▸ **Given request**:
From the listing below, extract each line containing the string "обратиться".

(Extracted records)
○ ○ ○

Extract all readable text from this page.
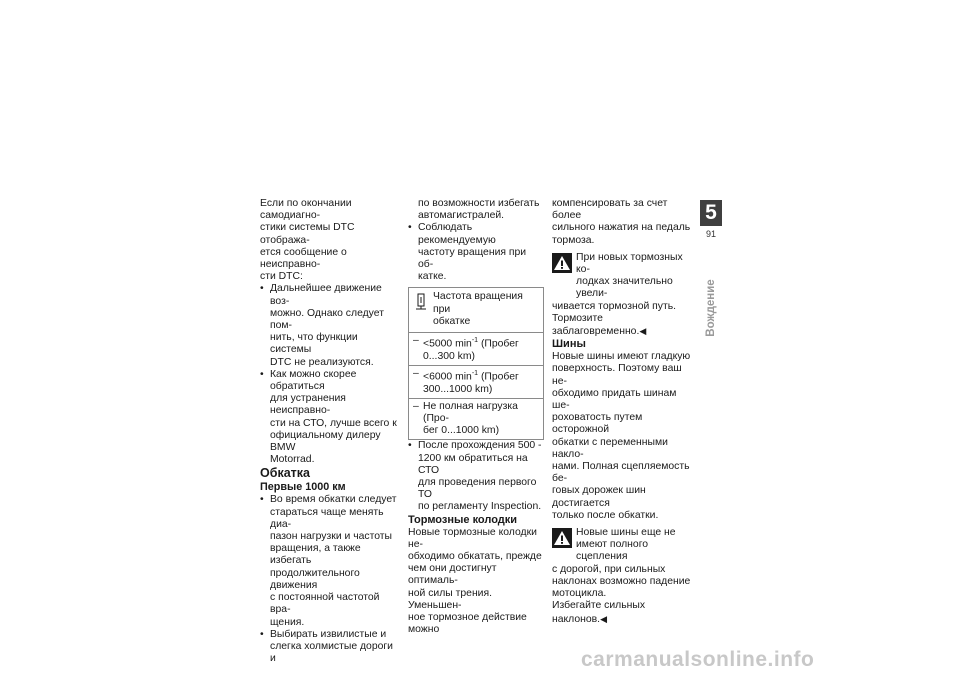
Если по окончании самодиагно-
стики системы DTC отобража-
ется сообщение о неисправно-
сти DTC:

• Дальнейшее движение воз-
можно. Однако следует пом-
нить, что функции системы
DTC не реализуются.

• Как можно скорее обратиться
для устранения неисправно-
сти на СТО, лучше всего к
официальному дилеру BMW
Motorrad.

Обкатка

Первые 1000 км

• Во время обкатки следует
стараться чаще менять диа-
пазон нагрузки и частоты
вращения, а также избегать
продолжительного движения
с постоянной частотой вра-
щения.

• Выбирать извилистые и
слегка холмистые дороги и

по возможности избегать
автомагистралей.

• Соблюдать рекомендуемую
частоту вращения при об-
катке.

Частота вращения при
обкатке
– <5000 $\min^{-1}$ (Пробег
0...300 km)
– <6000 $\min^{-1}$ (Пробег
300...1000 km)
– Не полная нагрузка (Про-
бег 0...1000 km)

• После прохождения 500 -
1200 км обратиться на СТО
для проведения первого ТО
по регламенту Inspection.

Тормозные колодки

Новые тормозные колодки не-
обходимо обкатать, прежде
чем они достигнут оптималь-
ной силы трения. Уменьшен-
ное тормозное действие можно

компенсировать за счет более
сильного нажатия на педаль
тормоза.

При новых тормозных ко-
лодках значительно увели-
чивается тормозной путь.
Тормозите заблаговременно.◀

Шины

Новые шины имеют гладкую
поверхность. Поэтому ваш не-
обходимо придать шинам ше-
роховатость путем осторожной
обкатки с переменными накло-
нами. Полная сцепляемость бе-
говых дорожек шин достигается
только после обкатки.

Новые шины еще не
имеют полного сцепления
с дорогой, при сильных
наклонах возможно падение
мотоцикла.
Избегайте сильных наклонов.◀
5
91
Вождение
carmanualsonline.info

○ ○ ○

▸ **The response**:
• Как можно скорее обратиться
1200 км обратиться на СТО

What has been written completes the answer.